**MATERIALS PROVIDED**.
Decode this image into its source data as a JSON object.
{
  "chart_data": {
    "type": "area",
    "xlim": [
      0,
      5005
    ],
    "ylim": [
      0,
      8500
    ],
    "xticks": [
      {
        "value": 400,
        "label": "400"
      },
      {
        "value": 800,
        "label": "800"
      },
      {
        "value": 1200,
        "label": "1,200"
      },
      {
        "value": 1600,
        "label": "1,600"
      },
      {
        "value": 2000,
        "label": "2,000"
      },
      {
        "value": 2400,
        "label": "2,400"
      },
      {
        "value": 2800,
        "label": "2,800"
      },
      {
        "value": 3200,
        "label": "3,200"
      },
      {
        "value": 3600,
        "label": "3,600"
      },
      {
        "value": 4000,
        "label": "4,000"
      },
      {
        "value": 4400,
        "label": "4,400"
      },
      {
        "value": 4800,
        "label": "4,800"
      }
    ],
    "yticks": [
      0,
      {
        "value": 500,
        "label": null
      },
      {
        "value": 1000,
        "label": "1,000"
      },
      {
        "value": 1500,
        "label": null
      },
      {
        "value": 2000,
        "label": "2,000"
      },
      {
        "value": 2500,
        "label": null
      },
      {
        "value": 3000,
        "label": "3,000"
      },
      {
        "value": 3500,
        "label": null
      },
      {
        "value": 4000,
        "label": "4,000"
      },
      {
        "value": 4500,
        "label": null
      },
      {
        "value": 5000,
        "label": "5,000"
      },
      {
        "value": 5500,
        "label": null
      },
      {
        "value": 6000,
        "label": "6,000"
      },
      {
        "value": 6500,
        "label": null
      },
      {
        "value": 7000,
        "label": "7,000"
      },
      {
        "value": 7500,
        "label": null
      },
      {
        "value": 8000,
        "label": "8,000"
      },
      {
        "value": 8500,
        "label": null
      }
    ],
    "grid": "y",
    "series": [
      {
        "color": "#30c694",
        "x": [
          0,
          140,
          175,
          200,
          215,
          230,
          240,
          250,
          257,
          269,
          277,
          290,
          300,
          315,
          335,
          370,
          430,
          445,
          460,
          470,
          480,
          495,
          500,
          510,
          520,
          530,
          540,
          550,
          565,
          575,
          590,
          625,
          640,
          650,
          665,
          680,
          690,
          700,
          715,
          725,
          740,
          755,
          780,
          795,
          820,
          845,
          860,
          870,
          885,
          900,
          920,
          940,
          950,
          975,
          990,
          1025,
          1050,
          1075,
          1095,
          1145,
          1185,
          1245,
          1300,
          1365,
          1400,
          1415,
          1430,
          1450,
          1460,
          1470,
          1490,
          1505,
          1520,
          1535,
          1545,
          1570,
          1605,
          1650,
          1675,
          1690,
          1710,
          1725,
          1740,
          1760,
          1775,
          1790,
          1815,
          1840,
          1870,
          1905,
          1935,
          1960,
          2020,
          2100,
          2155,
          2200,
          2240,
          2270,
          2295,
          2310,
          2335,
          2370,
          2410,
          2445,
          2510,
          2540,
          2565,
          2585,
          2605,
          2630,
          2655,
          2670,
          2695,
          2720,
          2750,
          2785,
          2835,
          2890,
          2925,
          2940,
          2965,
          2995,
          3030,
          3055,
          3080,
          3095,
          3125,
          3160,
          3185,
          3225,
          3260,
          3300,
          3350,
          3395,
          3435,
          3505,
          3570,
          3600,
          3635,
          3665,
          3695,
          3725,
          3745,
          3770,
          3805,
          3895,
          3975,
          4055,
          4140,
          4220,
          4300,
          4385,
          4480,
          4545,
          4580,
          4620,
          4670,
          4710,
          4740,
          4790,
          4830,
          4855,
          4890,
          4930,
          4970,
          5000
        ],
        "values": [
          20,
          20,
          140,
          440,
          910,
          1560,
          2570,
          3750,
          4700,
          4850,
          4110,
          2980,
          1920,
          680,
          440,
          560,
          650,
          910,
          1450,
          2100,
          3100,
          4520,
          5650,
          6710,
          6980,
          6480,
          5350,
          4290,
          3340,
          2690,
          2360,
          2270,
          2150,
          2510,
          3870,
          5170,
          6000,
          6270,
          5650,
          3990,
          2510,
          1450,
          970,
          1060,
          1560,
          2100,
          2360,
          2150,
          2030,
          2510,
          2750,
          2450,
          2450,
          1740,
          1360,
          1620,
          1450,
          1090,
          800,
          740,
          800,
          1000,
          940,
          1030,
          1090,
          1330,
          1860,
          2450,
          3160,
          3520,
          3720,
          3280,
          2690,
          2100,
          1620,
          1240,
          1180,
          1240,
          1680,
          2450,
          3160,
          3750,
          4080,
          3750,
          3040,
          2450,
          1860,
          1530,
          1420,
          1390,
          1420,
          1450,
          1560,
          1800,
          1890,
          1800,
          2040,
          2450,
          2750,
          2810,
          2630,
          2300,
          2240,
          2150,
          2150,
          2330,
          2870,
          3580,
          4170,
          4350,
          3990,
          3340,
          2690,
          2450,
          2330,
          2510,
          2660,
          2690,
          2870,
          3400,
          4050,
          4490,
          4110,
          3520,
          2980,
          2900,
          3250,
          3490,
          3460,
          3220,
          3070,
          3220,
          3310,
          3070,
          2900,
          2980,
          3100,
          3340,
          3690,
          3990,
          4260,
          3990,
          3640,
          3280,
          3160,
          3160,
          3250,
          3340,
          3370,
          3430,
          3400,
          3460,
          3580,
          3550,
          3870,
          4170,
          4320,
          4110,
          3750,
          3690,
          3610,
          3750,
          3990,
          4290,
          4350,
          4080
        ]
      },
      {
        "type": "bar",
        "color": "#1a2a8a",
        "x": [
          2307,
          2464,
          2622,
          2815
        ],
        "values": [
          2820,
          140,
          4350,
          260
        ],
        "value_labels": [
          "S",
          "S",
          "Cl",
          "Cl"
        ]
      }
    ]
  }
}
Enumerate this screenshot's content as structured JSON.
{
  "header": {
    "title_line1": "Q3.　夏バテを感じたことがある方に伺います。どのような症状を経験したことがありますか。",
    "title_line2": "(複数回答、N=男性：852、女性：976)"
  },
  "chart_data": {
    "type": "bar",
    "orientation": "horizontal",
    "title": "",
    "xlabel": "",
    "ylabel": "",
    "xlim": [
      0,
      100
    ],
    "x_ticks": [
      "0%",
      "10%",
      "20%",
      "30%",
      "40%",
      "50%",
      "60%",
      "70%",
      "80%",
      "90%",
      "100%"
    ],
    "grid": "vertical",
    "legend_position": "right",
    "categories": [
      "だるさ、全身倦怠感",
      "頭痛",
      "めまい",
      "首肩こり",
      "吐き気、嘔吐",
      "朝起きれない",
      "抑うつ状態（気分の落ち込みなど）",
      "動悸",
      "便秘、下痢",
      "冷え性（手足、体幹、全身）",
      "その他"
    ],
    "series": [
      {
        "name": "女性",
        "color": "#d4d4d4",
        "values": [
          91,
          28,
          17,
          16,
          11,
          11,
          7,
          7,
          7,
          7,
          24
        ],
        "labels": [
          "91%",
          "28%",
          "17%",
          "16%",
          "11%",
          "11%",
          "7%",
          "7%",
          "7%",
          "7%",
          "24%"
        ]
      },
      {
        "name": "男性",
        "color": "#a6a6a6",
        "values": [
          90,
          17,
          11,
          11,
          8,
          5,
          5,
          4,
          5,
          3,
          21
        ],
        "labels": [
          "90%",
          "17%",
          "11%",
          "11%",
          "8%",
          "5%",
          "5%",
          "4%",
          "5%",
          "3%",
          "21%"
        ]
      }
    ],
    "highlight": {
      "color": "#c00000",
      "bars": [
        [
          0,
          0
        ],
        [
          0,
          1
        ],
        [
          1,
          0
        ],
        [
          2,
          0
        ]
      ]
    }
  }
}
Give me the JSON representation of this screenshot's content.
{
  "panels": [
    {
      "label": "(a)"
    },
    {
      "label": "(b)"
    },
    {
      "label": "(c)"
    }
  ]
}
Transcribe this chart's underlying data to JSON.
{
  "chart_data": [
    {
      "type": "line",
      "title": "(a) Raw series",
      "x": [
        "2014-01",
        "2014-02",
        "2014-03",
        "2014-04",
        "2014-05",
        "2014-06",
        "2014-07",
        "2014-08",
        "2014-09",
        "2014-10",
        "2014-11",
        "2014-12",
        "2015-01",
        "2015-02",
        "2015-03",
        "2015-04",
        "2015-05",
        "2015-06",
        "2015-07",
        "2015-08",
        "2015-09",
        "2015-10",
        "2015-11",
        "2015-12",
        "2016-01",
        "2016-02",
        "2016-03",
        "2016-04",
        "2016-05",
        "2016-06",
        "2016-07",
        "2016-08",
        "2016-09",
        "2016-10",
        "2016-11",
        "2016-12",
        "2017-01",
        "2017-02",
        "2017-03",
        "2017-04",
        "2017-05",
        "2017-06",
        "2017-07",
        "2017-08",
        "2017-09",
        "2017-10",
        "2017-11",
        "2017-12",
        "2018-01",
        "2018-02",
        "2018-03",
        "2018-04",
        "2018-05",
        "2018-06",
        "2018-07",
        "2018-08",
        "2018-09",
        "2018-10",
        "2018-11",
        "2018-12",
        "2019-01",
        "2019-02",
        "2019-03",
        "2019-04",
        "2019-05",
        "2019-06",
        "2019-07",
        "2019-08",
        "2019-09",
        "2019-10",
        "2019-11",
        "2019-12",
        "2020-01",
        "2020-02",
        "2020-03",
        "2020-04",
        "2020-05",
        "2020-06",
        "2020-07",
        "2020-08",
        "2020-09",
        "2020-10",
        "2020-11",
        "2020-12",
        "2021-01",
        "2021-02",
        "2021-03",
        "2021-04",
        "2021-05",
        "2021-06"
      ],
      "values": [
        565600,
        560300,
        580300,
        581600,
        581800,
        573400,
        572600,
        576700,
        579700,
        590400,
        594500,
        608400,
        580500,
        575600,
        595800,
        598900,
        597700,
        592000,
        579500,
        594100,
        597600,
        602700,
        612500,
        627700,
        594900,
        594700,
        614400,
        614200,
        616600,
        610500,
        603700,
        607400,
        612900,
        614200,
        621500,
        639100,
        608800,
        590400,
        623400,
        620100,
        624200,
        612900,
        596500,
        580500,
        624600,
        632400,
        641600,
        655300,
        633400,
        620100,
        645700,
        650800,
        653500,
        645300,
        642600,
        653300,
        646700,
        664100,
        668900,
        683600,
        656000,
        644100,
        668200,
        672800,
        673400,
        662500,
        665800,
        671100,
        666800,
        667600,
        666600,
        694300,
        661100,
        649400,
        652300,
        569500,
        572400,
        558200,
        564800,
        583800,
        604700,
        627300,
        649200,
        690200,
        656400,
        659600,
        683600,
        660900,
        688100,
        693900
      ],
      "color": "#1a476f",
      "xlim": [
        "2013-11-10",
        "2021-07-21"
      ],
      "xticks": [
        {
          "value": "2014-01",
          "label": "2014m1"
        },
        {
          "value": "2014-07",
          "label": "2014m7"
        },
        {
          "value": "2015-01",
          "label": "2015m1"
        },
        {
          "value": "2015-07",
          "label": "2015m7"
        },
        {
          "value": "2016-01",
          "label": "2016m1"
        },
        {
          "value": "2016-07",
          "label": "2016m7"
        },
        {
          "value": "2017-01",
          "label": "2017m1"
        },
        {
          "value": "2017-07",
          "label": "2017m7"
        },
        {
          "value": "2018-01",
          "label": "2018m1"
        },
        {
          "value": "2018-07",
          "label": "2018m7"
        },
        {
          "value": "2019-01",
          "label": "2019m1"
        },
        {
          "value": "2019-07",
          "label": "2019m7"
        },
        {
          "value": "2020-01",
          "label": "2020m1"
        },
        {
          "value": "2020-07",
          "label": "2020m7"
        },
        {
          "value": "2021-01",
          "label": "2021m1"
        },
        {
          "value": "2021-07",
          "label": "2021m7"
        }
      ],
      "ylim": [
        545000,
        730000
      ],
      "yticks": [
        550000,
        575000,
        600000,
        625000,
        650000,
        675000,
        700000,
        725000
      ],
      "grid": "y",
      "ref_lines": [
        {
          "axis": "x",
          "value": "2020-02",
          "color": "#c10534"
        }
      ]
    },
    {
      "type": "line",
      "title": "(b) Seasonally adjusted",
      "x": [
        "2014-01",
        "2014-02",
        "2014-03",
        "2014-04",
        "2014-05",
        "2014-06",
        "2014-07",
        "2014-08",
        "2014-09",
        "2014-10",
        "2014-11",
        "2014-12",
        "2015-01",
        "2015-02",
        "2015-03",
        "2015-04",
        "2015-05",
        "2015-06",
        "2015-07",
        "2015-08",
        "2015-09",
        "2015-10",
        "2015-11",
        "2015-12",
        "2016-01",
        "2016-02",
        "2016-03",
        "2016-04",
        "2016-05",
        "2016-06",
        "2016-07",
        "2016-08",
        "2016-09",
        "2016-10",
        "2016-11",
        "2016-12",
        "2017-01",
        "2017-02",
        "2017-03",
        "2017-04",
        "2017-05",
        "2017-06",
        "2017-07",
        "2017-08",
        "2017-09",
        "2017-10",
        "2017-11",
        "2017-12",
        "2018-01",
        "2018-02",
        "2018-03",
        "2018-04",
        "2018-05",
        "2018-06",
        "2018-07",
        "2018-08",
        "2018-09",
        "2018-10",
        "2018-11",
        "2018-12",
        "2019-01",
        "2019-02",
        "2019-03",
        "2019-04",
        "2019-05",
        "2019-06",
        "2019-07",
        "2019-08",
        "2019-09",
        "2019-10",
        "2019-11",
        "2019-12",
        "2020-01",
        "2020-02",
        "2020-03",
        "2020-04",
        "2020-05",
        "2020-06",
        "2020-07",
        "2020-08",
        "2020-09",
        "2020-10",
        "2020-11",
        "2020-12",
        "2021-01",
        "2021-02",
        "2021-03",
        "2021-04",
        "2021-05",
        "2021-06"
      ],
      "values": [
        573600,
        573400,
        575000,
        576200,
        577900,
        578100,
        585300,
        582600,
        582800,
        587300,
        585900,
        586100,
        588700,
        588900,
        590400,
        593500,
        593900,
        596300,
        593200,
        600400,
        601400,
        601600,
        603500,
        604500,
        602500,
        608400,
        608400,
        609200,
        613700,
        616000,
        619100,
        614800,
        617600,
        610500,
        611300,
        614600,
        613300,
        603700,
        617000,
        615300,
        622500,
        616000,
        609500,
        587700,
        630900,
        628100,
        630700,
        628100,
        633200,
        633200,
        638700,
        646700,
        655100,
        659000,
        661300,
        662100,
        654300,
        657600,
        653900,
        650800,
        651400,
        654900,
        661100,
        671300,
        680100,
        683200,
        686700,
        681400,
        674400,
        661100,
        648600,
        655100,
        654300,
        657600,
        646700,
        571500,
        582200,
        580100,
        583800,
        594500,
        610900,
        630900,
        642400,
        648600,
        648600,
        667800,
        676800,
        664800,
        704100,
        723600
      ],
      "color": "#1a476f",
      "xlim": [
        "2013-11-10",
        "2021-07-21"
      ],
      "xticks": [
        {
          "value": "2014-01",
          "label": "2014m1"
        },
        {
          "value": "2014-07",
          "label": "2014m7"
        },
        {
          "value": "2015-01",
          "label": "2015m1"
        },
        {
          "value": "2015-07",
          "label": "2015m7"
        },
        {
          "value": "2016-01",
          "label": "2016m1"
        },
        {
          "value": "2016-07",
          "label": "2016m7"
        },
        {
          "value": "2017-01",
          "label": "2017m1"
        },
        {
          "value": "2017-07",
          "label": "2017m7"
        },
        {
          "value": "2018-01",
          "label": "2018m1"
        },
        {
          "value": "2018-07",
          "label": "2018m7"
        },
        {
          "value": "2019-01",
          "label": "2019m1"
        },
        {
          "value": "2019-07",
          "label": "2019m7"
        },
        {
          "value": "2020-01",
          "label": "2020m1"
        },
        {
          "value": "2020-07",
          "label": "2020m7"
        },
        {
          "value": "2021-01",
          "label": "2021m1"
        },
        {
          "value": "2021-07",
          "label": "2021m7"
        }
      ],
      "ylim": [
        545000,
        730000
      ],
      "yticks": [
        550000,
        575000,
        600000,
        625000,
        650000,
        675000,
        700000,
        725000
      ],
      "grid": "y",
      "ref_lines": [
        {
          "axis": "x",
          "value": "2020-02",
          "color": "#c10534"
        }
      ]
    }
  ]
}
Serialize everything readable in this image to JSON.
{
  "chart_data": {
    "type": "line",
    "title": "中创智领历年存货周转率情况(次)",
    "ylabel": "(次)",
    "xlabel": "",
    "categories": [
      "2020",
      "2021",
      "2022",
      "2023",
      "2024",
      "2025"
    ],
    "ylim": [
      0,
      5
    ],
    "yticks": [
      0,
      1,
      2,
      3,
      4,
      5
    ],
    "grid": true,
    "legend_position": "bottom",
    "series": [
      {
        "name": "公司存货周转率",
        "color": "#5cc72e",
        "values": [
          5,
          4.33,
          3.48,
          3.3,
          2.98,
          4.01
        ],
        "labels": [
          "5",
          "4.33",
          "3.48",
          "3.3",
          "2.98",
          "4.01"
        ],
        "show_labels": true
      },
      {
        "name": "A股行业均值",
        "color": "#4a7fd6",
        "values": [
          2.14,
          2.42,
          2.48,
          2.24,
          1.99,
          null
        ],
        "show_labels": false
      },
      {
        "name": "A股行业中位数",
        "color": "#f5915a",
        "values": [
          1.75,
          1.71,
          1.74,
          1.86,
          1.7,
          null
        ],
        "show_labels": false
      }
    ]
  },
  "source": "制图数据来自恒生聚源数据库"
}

**PROBLEM**. From the entries above, return each line with the word "name" in it.

**COMPLETE OUTPUT**.
        "name": "女性",
        "name": "男性",
        "name": "公司存货周转率",
        "name": "A股行业均值",
        "name": "A股行业中位数",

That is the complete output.